§ **To do**:
Of the lines in the entries below, state how many hold the word "的心才想去". Say nothing else.

§ **Source records**:
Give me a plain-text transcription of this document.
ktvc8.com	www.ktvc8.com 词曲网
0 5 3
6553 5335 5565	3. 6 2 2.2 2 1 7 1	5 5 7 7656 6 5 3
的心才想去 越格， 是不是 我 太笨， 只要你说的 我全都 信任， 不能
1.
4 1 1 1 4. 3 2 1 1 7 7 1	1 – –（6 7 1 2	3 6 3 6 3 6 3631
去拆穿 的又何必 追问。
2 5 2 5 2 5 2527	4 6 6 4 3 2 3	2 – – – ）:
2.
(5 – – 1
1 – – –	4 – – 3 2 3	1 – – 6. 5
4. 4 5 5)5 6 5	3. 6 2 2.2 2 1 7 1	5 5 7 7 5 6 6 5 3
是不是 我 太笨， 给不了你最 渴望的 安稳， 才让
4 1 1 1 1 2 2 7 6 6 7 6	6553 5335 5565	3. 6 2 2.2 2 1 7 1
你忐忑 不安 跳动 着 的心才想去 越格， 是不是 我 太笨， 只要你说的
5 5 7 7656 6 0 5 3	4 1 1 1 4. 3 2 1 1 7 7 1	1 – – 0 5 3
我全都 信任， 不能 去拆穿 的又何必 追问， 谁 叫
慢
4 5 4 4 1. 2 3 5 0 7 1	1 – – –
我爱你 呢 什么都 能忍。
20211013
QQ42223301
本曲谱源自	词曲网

§ **Solution**:
2